Problem statement:
Transcribe the data in full and exactly, omitting any pictures.

Dataset items:
···

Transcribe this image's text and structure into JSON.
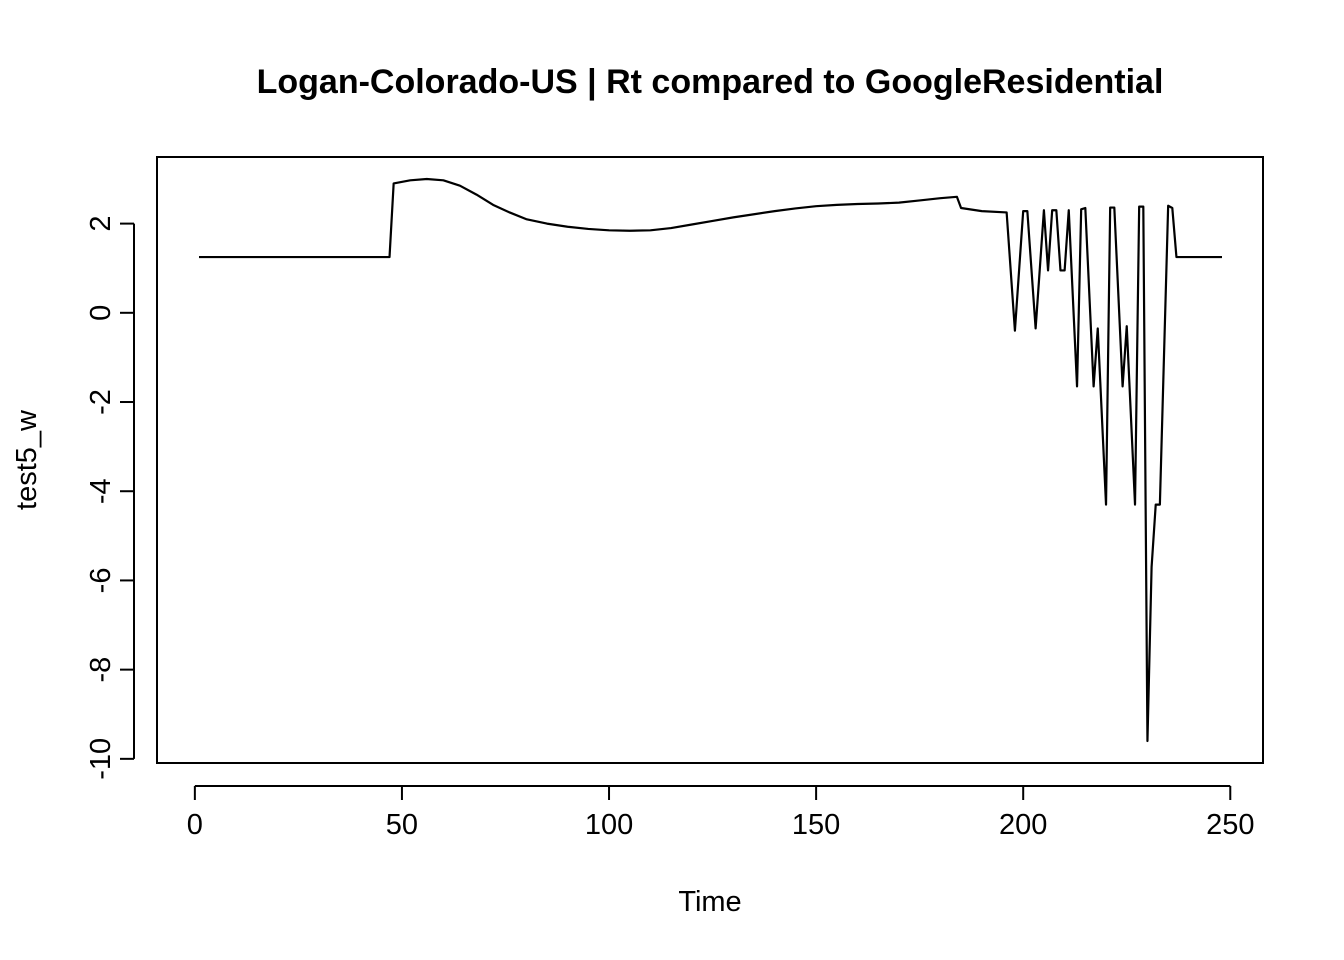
{
  "chart_data": {
    "type": "line",
    "title": "Logan-Colorado-US | Rt compared to GoogleResidential",
    "xlabel": "Time",
    "ylabel": "test5_w",
    "xlim": [
      1,
      248
    ],
    "ylim": [
      -9.6,
      3.0
    ],
    "xticks": [
      0,
      50,
      100,
      150,
      200,
      250
    ],
    "yticks": [
      -10,
      -8,
      -6,
      -4,
      -2,
      0,
      2
    ],
    "grid": false,
    "legend": "none",
    "series": [
      {
        "points": [
          [
            1,
            1.25
          ],
          [
            47,
            1.25
          ],
          [
            48,
            2.9
          ],
          [
            52,
            2.97
          ],
          [
            56,
            3.0
          ],
          [
            60,
            2.97
          ],
          [
            64,
            2.85
          ],
          [
            68,
            2.65
          ],
          [
            72,
            2.42
          ],
          [
            76,
            2.25
          ],
          [
            80,
            2.1
          ],
          [
            85,
            2.0
          ],
          [
            90,
            1.93
          ],
          [
            95,
            1.88
          ],
          [
            100,
            1.85
          ],
          [
            105,
            1.84
          ],
          [
            110,
            1.85
          ],
          [
            115,
            1.9
          ],
          [
            120,
            1.98
          ],
          [
            125,
            2.06
          ],
          [
            130,
            2.14
          ],
          [
            135,
            2.21
          ],
          [
            140,
            2.28
          ],
          [
            145,
            2.34
          ],
          [
            150,
            2.39
          ],
          [
            155,
            2.42
          ],
          [
            160,
            2.44
          ],
          [
            165,
            2.45
          ],
          [
            170,
            2.47
          ],
          [
            175,
            2.52
          ],
          [
            180,
            2.57
          ],
          [
            184,
            2.6
          ],
          [
            185,
            2.35
          ],
          [
            190,
            2.28
          ],
          [
            196,
            2.25
          ],
          [
            198,
            -0.4
          ],
          [
            200,
            2.28
          ],
          [
            201,
            2.28
          ],
          [
            203,
            -0.35
          ],
          [
            205,
            2.3
          ],
          [
            206,
            0.95
          ],
          [
            207,
            2.3
          ],
          [
            208,
            2.3
          ],
          [
            209,
            0.95
          ],
          [
            210,
            0.95
          ],
          [
            211,
            2.3
          ],
          [
            213,
            -1.65
          ],
          [
            214,
            2.32
          ],
          [
            215,
            2.35
          ],
          [
            217,
            -1.65
          ],
          [
            218,
            -0.35
          ],
          [
            220,
            -4.3
          ],
          [
            221,
            2.36
          ],
          [
            222,
            2.36
          ],
          [
            224,
            -1.65
          ],
          [
            225,
            -0.3
          ],
          [
            227,
            -4.3
          ],
          [
            228,
            2.38
          ],
          [
            229,
            2.38
          ],
          [
            230,
            -9.6
          ],
          [
            231,
            -5.7
          ],
          [
            232,
            -4.3
          ],
          [
            233,
            -4.3
          ],
          [
            235,
            2.4
          ],
          [
            236,
            2.35
          ],
          [
            237,
            1.25
          ],
          [
            248,
            1.25
          ]
        ]
      }
    ]
  }
}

···

Finished task:
Transcribe this image's text and structure into JSON.
{
  "chart_data": {
    "type": "line",
    "title": "Logan-Colorado-US | Rt compared to GoogleResidential",
    "xlabel": "Time",
    "ylabel": "test5_w",
    "xlim": [
      1,
      248
    ],
    "ylim": [
      -9.6,
      3.0
    ],
    "xticks": [
      0,
      50,
      100,
      150,
      200,
      250
    ],
    "yticks": [
      -10,
      -8,
      -6,
      -4,
      -2,
      0,
      2
    ],
    "grid": false,
    "legend": "none",
    "series": [
      {
        "points": [
          [
            1,
            1.25
          ],
          [
            47,
            1.25
          ],
          [
            48,
            2.9
          ],
          [
            52,
            2.97
          ],
          [
            56,
            3.0
          ],
          [
            60,
            2.97
          ],
          [
            64,
            2.85
          ],
          [
            68,
            2.65
          ],
          [
            72,
            2.42
          ],
          [
            76,
            2.25
          ],
          [
            80,
            2.1
          ],
          [
            85,
            2.0
          ],
          [
            90,
            1.93
          ],
          [
            95,
            1.88
          ],
          [
            100,
            1.85
          ],
          [
            105,
            1.84
          ],
          [
            110,
            1.85
          ],
          [
            115,
            1.9
          ],
          [
            120,
            1.98
          ],
          [
            125,
            2.06
          ],
          [
            130,
            2.14
          ],
          [
            135,
            2.21
          ],
          [
            140,
            2.28
          ],
          [
            145,
            2.34
          ],
          [
            150,
            2.39
          ],
          [
            155,
            2.42
          ],
          [
            160,
            2.44
          ],
          [
            165,
            2.45
          ],
          [
            170,
            2.47
          ],
          [
            175,
            2.52
          ],
          [
            180,
            2.57
          ],
          [
            184,
            2.6
          ],
          [
            185,
            2.35
          ],
          [
            190,
            2.28
          ],
          [
            196,
            2.25
          ],
          [
            198,
            -0.4
          ],
          [
            200,
            2.28
          ],
          [
            201,
            2.28
          ],
          [
            203,
            -0.35
          ],
          [
            205,
            2.3
          ],
          [
            206,
            0.95
          ],
          [
            207,
            2.3
          ],
          [
            208,
            2.3
          ],
          [
            209,
            0.95
          ],
          [
            210,
            0.95
          ],
          [
            211,
            2.3
          ],
          [
            213,
            -1.65
          ],
          [
            214,
            2.32
          ],
          [
            215,
            2.35
          ],
          [
            217,
            -1.65
          ],
          [
            218,
            -0.35
          ],
          [
            220,
            -4.3
          ],
          [
            221,
            2.36
          ],
          [
            222,
            2.36
          ],
          [
            224,
            -1.65
          ],
          [
            225,
            -0.3
          ],
          [
            227,
            -4.3
          ],
          [
            228,
            2.38
          ],
          [
            229,
            2.38
          ],
          [
            230,
            -9.6
          ],
          [
            231,
            -5.7
          ],
          [
            232,
            -4.3
          ],
          [
            233,
            -4.3
          ],
          [
            235,
            2.4
          ],
          [
            236,
            2.35
          ],
          [
            237,
            1.25
          ],
          [
            248,
            1.25
          ]
        ]
      }
    ]
  }
}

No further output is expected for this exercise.